■ REQUIRED WORK
Copy all lines in which the word "downloads" can be found.

■ Stored items from a collection

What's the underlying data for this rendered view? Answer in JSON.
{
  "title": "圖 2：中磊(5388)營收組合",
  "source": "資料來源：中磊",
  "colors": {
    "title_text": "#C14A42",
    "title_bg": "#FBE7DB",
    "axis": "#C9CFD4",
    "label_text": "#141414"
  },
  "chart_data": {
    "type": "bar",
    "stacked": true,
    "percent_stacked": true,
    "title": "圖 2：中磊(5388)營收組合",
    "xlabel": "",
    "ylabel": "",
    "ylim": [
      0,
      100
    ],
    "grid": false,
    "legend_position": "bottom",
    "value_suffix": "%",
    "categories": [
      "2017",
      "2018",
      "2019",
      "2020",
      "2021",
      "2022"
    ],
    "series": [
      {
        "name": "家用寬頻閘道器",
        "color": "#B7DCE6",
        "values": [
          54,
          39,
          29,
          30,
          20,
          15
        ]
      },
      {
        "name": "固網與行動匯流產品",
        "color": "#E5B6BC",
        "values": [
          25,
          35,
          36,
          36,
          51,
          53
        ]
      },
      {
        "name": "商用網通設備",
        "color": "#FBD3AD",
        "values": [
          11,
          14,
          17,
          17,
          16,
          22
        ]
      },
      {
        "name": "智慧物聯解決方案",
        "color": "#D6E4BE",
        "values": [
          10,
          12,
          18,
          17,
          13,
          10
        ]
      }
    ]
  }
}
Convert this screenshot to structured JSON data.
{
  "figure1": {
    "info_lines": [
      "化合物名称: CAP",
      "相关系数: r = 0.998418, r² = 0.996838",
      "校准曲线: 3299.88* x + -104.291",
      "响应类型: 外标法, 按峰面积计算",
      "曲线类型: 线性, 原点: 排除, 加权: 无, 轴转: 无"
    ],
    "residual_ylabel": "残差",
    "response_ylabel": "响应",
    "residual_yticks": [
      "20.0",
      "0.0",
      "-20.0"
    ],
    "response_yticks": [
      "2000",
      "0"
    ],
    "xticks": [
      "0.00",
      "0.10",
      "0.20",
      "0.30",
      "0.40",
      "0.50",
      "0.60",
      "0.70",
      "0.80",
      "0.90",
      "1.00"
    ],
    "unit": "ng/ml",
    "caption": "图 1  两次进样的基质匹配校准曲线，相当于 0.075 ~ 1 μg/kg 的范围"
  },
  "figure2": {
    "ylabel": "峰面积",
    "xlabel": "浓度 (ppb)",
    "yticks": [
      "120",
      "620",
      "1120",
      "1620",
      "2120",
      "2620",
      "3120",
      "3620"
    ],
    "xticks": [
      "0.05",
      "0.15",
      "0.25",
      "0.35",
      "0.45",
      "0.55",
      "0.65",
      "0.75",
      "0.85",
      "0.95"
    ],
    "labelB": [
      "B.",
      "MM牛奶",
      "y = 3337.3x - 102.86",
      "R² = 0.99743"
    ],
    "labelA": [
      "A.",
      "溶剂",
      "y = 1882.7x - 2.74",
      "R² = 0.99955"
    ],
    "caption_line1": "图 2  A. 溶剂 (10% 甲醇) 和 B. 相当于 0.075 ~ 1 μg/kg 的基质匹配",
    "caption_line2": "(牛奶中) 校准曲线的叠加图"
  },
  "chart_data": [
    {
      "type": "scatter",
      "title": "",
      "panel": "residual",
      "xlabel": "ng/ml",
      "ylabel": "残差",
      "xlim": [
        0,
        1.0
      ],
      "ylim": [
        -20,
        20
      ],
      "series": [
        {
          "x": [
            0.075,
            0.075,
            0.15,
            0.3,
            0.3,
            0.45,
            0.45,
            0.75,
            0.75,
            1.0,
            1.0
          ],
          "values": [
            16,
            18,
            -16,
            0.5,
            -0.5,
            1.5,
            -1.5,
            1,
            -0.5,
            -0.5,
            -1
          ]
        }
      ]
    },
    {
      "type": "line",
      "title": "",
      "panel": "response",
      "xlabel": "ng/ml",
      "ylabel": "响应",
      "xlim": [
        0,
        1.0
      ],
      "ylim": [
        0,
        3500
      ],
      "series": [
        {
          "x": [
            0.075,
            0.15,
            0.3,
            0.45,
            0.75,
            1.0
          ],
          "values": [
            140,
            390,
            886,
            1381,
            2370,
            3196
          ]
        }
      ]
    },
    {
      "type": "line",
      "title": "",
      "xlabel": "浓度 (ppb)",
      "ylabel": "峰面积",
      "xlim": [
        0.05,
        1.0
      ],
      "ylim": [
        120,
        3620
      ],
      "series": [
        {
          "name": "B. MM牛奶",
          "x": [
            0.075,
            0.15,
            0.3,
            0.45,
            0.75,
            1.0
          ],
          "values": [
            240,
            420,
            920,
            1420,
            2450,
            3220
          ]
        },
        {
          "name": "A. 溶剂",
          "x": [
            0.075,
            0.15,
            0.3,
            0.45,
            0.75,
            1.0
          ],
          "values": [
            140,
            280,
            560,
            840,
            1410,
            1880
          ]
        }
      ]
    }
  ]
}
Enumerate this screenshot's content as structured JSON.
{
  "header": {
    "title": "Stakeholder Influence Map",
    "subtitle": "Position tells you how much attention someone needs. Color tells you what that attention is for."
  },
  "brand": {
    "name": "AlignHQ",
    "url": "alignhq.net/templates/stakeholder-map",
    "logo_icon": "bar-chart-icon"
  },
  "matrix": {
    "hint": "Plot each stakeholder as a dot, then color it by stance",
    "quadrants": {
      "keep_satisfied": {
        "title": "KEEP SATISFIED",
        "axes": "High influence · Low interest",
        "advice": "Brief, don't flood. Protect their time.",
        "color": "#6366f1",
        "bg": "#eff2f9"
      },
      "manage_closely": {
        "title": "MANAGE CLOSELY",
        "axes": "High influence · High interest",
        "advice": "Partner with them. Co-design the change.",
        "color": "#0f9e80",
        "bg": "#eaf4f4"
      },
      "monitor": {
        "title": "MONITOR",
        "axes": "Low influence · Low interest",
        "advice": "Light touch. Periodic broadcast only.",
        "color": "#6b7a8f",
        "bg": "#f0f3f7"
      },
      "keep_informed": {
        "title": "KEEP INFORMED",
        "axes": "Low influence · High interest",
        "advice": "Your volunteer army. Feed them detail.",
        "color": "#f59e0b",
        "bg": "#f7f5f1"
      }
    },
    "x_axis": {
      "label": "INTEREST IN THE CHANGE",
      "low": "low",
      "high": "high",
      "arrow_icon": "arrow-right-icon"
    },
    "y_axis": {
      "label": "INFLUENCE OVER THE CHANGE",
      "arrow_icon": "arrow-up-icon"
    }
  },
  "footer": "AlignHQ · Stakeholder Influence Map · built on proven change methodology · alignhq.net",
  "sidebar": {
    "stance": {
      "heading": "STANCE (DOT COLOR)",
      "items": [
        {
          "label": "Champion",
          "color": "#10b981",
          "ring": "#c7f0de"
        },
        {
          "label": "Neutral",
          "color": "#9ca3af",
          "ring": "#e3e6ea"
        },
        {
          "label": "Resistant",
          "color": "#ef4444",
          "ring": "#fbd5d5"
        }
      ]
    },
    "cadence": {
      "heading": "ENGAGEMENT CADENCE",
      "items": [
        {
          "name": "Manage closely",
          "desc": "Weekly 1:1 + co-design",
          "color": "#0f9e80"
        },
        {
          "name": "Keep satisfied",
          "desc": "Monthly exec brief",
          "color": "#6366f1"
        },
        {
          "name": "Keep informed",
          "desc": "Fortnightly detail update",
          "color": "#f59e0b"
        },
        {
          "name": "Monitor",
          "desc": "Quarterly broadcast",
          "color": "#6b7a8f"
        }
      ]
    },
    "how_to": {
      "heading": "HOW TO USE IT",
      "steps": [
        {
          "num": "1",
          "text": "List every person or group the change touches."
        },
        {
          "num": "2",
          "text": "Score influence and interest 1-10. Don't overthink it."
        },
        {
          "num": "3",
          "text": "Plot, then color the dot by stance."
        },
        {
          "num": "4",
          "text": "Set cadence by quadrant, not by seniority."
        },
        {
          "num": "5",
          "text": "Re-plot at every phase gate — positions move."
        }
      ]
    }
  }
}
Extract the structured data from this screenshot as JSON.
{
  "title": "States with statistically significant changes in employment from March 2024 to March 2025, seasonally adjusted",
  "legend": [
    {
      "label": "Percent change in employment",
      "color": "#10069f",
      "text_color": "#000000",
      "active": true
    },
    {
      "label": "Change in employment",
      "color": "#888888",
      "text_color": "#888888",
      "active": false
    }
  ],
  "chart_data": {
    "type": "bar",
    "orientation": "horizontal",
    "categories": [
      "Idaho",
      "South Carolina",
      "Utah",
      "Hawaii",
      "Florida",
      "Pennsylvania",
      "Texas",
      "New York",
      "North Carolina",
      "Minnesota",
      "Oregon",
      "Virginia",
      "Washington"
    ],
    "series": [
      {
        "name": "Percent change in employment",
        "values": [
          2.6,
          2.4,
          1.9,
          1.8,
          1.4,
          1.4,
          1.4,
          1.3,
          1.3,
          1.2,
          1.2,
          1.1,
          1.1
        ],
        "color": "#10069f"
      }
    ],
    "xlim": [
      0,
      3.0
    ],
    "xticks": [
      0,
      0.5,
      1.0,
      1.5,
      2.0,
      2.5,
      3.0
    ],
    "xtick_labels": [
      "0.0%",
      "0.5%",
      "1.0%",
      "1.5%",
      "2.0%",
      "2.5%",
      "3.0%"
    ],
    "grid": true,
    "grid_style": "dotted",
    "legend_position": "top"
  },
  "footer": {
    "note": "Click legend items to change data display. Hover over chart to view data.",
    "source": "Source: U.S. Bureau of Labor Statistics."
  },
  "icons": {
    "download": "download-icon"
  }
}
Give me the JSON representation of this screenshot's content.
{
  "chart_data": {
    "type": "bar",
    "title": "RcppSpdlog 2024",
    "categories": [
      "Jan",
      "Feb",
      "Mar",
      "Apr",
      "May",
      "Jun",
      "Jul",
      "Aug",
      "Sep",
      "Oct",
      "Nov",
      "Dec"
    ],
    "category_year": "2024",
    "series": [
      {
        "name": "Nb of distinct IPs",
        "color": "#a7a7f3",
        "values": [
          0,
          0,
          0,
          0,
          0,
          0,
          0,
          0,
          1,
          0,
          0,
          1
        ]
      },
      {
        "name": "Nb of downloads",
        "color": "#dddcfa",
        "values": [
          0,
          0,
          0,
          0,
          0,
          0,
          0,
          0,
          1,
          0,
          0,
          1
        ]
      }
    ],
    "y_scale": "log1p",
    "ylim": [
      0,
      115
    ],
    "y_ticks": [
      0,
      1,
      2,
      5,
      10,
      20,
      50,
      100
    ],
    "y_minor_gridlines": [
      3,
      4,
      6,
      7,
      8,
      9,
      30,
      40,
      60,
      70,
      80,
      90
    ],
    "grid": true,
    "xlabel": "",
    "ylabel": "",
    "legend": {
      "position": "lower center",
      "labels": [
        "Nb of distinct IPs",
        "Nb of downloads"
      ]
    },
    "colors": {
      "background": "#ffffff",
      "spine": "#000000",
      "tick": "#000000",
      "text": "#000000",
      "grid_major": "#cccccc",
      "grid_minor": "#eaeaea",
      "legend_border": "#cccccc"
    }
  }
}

■ ANSWER TO THE TASK
        "name": "Nb of downloads",
        "Nb of downloads"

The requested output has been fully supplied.